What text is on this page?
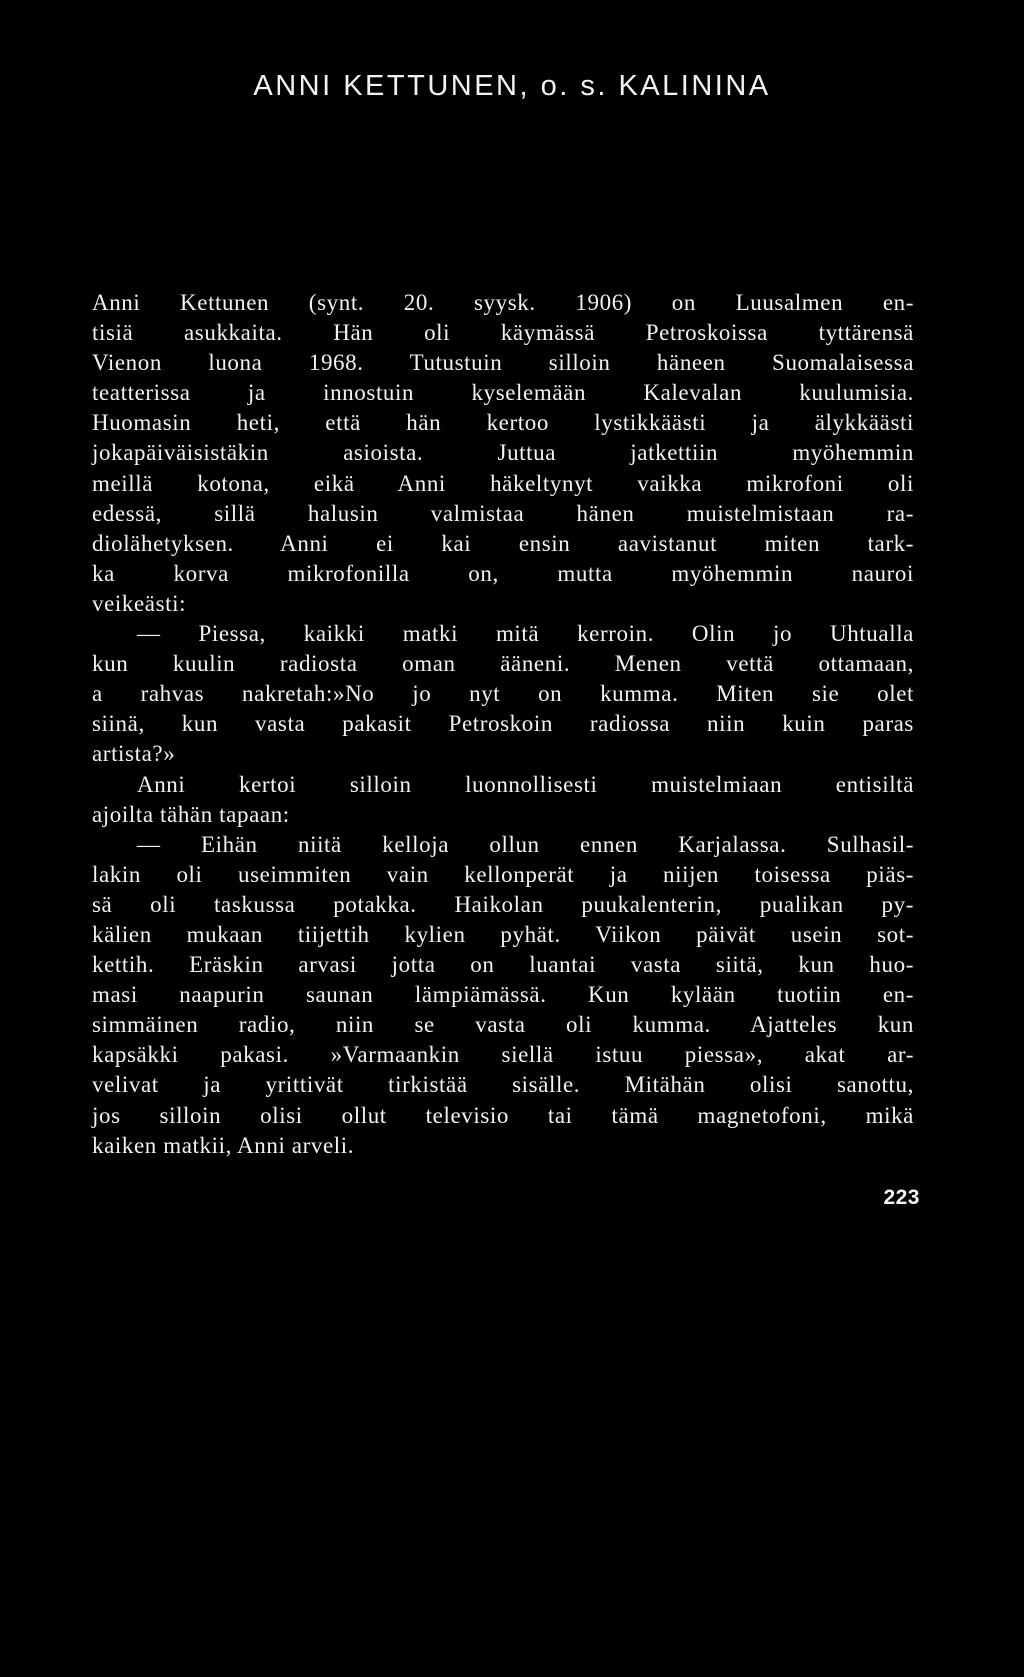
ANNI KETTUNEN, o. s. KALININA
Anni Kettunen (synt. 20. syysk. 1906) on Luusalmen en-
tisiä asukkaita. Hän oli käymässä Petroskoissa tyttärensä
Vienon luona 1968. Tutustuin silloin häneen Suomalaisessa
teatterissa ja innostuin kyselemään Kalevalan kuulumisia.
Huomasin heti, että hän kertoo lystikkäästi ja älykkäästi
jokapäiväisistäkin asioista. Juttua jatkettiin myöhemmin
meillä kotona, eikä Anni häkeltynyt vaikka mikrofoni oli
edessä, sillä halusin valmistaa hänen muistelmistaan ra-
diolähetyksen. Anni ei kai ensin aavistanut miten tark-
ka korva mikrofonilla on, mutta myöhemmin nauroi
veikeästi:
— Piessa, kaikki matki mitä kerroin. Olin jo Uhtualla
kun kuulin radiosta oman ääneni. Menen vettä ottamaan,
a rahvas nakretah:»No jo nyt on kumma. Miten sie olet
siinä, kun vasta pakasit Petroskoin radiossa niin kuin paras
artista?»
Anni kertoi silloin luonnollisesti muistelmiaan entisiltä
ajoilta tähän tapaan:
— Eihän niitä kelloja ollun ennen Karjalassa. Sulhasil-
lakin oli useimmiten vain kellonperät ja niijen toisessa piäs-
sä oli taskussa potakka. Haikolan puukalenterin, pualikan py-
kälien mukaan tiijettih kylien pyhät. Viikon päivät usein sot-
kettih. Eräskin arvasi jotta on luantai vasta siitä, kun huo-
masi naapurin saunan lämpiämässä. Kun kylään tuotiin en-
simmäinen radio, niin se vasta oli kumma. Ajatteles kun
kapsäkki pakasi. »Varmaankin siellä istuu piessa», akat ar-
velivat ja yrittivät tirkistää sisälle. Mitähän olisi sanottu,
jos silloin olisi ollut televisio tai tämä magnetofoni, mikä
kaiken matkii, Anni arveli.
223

==================================================

TASK DESCRIPTION:
Keep the pictures out of the copy and return the rest of the data above exactly.

CORRECT ANSWER:
What text is on this page?
ANNI KETTUNEN, o. s. KALININA
Anni Kettunen (synt. 20. syysk. 1906) on Luusalmen en-
tisiä asukkaita. Hän oli käymässä Petroskoissa tyttärensä
Vienon luona 1968. Tutustuin silloin häneen Suomalaisessa
teatterissa ja innostuin kyselemään Kalevalan kuulumisia.
Huomasin heti, että hän kertoo lystikkäästi ja älykkäästi
jokapäiväisistäkin asioista. Juttua jatkettiin myöhemmin
meillä kotona, eikä Anni häkeltynyt vaikka mikrofoni oli
edessä, sillä halusin valmistaa hänen muistelmistaan ra-
diolähetyksen. Anni ei kai ensin aavistanut miten tark-
ka korva mikrofonilla on, mutta myöhemmin nauroi
veikeästi:
— Piessa, kaikki matki mitä kerroin. Olin jo Uhtualla
kun kuulin radiosta oman ääneni. Menen vettä ottamaan,
a rahvas nakretah:»No jo nyt on kumma. Miten sie olet
siinä, kun vasta pakasit Petroskoin radiossa niin kuin paras
artista?»
Anni kertoi silloin luonnollisesti muistelmiaan entisiltä
ajoilta tähän tapaan:
— Eihän niitä kelloja ollun ennen Karjalassa. Sulhasil-
lakin oli useimmiten vain kellonperät ja niijen toisessa piäs-
sä oli taskussa potakka. Haikolan puukalenterin, pualikan py-
kälien mukaan tiijettih kylien pyhät. Viikon päivät usein sot-
kettih. Eräskin arvasi jotta on luantai vasta siitä, kun huo-
masi naapurin saunan lämpiämässä. Kun kylään tuotiin en-
simmäinen radio, niin se vasta oli kumma. Ajatteles kun
kapsäkki pakasi. »Varmaankin siellä istuu piessa», akat ar-
velivat ja yrittivät tirkistää sisälle. Mitähän olisi sanottu,
jos silloin olisi ollut televisio tai tämä magnetofoni, mikä
kaiken matkii, Anni arveli.
223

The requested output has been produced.